Exercise task: What lines of the data hold the string "Erzbischof"? Pull each one out.

Record extracts:
————————
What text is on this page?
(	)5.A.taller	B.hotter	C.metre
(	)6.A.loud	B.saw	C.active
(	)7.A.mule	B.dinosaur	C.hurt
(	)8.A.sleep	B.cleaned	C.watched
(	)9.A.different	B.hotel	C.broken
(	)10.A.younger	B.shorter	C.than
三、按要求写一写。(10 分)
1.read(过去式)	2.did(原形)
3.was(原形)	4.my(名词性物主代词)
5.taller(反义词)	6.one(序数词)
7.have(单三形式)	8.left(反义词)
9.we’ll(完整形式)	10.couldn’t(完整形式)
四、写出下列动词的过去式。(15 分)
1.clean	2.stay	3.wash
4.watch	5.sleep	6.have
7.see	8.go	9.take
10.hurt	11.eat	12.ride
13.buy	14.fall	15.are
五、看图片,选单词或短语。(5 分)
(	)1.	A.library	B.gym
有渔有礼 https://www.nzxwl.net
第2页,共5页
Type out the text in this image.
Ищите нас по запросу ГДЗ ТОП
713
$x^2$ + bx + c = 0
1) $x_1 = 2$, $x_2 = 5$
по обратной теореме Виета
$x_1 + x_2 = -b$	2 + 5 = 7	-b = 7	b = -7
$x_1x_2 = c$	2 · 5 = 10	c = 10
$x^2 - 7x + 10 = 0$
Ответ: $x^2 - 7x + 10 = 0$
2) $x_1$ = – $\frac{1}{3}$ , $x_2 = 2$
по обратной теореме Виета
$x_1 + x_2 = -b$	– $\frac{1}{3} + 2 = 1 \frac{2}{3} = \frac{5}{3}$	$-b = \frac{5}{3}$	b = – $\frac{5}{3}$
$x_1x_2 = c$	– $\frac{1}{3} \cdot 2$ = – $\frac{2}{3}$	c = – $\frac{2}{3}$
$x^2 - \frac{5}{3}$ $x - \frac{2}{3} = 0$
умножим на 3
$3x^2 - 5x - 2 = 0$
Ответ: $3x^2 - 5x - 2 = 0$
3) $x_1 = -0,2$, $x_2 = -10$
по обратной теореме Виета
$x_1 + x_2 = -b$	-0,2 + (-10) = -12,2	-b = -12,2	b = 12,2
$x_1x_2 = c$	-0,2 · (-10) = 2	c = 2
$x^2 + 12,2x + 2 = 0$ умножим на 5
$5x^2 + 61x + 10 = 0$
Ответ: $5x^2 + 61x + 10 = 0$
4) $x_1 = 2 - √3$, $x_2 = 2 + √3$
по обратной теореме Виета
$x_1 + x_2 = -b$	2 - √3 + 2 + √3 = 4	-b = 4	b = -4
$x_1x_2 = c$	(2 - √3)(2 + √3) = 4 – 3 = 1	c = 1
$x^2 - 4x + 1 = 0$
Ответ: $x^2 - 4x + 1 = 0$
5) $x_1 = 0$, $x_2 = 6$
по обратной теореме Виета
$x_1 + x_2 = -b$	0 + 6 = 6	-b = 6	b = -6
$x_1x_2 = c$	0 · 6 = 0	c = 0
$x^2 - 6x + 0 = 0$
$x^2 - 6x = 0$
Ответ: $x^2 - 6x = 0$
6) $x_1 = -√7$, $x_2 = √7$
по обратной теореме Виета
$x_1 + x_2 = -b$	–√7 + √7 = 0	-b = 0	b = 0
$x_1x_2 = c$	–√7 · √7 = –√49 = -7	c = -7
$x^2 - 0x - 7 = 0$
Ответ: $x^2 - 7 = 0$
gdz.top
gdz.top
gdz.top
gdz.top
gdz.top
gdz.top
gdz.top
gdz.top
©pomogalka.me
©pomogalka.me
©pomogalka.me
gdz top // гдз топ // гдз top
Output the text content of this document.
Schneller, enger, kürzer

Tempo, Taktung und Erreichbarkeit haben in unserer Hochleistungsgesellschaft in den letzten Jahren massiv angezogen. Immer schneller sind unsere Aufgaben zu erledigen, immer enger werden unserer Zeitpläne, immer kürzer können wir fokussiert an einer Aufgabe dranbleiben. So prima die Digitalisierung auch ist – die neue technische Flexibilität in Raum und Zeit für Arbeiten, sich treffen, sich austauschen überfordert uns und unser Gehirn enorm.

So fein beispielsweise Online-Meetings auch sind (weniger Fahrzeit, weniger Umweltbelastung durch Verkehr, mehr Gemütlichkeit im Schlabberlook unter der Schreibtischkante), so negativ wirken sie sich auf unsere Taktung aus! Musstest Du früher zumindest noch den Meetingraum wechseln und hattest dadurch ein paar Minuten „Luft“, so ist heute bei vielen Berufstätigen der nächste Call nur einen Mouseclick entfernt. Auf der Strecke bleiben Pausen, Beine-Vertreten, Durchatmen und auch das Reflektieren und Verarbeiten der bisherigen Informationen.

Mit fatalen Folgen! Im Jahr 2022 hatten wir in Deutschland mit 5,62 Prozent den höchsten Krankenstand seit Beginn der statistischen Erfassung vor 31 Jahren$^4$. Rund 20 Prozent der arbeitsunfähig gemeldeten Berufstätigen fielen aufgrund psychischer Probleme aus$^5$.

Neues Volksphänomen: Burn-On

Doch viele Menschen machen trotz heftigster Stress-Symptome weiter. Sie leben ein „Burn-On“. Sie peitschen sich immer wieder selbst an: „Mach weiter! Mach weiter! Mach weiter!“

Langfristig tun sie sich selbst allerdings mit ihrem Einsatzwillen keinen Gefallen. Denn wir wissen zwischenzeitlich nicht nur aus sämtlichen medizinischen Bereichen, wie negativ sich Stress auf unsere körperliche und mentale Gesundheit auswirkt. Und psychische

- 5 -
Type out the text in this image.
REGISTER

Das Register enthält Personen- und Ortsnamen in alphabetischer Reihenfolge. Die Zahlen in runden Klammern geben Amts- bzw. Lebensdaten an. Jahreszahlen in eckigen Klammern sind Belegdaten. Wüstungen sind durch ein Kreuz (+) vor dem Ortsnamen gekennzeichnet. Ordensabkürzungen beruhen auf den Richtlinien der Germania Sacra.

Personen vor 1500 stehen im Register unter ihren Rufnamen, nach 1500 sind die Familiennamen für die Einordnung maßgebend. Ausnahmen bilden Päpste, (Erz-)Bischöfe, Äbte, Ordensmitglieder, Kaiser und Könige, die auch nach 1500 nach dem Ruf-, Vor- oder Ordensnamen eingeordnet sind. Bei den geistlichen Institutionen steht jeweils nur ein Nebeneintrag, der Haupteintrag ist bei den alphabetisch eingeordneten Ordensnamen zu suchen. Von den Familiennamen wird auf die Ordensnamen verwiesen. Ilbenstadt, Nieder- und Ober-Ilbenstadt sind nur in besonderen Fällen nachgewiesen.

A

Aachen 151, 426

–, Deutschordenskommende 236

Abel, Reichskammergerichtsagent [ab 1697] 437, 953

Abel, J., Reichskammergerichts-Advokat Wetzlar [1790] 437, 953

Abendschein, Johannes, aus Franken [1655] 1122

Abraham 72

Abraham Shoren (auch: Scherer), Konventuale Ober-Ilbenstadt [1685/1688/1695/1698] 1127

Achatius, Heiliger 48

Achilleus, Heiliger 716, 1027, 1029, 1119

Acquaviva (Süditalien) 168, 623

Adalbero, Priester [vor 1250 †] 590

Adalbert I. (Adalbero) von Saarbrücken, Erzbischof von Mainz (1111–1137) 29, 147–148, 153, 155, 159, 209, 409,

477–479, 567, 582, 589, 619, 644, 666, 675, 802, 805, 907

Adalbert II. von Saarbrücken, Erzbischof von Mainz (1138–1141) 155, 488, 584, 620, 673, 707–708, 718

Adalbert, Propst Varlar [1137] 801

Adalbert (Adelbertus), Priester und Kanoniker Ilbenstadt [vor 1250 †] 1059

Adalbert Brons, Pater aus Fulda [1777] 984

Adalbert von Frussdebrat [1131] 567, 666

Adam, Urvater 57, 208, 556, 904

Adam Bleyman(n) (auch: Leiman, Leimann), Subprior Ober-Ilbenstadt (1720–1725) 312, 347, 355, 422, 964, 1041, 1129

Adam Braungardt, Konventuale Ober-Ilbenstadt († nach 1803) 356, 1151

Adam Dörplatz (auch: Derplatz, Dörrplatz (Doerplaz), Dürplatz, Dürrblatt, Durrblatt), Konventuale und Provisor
————————
Solved exercise:
Adalbert I. (Adalbero) von Saarbrücken, Erzbischof von Mainz (1111–1137) 29, 147–148, 153, 155, 159, 209, 409,
Adalbert II. von Saarbrücken, Erzbischof von Mainz (1138–1141) 155, 488, 584, 620, 673, 707–708, 718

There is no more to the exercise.